Exercise brief:
Scan the entries below for the word "zphot". Copy each line that has it.

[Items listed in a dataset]
━━━━━━

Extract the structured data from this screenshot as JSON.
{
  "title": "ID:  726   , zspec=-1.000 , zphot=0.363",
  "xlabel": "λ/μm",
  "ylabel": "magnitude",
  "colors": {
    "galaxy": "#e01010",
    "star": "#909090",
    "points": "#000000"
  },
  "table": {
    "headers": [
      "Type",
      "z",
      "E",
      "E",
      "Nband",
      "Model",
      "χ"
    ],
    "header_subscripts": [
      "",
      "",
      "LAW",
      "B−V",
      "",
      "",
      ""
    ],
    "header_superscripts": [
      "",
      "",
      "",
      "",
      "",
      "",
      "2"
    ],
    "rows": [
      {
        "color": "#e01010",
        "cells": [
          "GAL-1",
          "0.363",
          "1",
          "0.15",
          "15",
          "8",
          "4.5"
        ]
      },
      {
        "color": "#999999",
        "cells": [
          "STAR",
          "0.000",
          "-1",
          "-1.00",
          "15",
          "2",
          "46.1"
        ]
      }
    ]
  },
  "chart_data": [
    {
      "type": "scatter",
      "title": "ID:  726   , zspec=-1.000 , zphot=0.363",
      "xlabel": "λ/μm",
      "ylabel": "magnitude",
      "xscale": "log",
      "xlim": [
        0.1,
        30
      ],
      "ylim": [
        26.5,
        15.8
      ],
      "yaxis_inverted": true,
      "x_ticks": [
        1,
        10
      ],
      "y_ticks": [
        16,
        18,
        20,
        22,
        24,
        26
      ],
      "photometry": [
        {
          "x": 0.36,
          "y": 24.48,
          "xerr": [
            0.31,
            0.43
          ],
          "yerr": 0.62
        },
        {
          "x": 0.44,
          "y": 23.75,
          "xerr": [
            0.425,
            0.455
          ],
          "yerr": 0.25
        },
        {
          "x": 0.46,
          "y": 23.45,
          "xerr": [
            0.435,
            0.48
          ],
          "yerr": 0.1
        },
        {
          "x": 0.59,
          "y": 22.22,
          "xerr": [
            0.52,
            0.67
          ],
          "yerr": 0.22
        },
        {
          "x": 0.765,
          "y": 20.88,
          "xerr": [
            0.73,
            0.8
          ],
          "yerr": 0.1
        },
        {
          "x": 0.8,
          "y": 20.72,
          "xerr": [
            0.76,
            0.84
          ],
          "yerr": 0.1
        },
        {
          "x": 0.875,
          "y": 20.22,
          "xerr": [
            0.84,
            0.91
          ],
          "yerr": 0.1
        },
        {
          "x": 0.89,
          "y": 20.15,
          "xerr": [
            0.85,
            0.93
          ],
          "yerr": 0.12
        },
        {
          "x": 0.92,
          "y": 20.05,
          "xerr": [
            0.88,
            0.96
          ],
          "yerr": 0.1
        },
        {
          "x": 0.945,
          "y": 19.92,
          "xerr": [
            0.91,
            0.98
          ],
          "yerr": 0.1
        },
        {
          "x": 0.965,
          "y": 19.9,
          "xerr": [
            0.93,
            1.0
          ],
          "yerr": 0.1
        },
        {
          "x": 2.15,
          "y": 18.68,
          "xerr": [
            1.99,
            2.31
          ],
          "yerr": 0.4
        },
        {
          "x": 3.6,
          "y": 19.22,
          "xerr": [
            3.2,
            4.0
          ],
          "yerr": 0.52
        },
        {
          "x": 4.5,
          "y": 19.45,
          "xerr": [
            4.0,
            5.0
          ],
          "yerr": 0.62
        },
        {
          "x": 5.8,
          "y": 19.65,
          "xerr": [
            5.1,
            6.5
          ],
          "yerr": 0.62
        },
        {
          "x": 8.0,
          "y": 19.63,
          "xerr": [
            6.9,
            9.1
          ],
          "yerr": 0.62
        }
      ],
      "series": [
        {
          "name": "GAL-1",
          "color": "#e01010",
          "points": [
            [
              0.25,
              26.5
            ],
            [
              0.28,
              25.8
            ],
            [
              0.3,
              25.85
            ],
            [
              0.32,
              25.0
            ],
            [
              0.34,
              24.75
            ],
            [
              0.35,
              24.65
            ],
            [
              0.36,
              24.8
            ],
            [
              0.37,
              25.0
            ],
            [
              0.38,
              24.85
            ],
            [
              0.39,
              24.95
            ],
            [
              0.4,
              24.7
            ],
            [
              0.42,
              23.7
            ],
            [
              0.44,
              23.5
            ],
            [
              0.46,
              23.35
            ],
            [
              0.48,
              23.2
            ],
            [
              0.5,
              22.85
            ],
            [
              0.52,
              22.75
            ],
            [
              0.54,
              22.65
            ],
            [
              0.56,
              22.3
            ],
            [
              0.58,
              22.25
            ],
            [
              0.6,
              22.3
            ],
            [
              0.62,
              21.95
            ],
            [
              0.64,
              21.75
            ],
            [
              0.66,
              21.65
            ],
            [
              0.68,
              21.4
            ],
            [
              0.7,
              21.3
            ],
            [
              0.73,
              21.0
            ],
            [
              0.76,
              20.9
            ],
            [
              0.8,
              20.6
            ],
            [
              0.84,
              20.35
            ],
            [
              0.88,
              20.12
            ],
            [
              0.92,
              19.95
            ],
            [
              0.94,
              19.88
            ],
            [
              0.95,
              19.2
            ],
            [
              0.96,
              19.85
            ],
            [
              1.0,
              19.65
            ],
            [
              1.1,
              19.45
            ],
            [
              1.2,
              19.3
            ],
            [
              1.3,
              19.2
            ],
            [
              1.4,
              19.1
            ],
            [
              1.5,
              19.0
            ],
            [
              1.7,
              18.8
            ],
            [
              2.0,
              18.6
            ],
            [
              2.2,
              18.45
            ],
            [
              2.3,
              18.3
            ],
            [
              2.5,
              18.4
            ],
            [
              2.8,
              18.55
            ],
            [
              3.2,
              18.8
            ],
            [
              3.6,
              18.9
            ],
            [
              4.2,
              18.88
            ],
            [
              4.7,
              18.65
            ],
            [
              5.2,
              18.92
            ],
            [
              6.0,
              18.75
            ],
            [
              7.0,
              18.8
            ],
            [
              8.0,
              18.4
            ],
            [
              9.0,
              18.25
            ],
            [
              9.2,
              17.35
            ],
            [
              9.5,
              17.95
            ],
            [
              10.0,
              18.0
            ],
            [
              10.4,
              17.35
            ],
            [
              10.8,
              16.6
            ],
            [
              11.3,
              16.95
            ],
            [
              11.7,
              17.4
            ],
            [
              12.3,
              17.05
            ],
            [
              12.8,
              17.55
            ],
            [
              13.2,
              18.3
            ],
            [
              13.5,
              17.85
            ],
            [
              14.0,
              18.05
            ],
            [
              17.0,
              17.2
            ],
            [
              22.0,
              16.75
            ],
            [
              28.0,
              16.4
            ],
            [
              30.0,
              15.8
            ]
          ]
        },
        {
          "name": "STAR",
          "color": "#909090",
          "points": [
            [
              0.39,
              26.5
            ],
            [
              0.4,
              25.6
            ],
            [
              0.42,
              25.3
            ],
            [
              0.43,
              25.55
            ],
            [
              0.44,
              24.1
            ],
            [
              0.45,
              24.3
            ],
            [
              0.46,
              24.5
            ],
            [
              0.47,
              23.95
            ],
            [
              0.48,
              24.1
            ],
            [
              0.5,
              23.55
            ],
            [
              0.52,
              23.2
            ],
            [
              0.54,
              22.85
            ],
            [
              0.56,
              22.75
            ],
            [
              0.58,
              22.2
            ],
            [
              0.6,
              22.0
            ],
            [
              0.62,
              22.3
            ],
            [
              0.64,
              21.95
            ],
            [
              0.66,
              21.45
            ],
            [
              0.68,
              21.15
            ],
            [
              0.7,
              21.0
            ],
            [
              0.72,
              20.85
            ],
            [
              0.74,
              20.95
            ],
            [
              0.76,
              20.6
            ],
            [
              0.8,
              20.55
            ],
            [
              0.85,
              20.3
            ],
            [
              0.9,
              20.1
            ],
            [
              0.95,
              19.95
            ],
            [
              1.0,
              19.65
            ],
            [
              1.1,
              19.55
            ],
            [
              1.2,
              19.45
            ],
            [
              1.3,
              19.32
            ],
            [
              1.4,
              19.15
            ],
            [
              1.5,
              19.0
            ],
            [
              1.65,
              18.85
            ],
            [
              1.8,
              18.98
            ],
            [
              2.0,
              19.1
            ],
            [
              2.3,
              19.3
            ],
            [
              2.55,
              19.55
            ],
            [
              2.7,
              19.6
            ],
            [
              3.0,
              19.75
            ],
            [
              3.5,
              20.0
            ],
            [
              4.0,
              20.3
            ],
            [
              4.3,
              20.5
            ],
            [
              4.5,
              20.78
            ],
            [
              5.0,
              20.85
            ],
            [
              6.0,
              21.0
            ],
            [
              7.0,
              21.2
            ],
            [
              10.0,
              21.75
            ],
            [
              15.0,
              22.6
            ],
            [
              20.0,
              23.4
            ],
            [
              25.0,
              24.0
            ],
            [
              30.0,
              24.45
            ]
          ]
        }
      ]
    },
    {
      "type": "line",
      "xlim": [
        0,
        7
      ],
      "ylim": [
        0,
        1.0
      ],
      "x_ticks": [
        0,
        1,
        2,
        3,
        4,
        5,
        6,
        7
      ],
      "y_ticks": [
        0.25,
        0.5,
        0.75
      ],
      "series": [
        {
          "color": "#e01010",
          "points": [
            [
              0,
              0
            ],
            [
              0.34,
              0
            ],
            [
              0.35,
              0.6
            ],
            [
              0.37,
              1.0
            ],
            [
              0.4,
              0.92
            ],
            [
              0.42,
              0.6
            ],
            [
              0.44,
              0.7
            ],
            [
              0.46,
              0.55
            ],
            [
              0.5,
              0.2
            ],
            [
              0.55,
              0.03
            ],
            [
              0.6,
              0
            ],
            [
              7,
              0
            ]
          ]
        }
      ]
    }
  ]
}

━━━━━━

Task answer:
  "title": "ID:  726   , zspec=-1.000 , zphot=0.363",
      "title": "ID:  726   , zspec=-1.000 , zphot=0.363",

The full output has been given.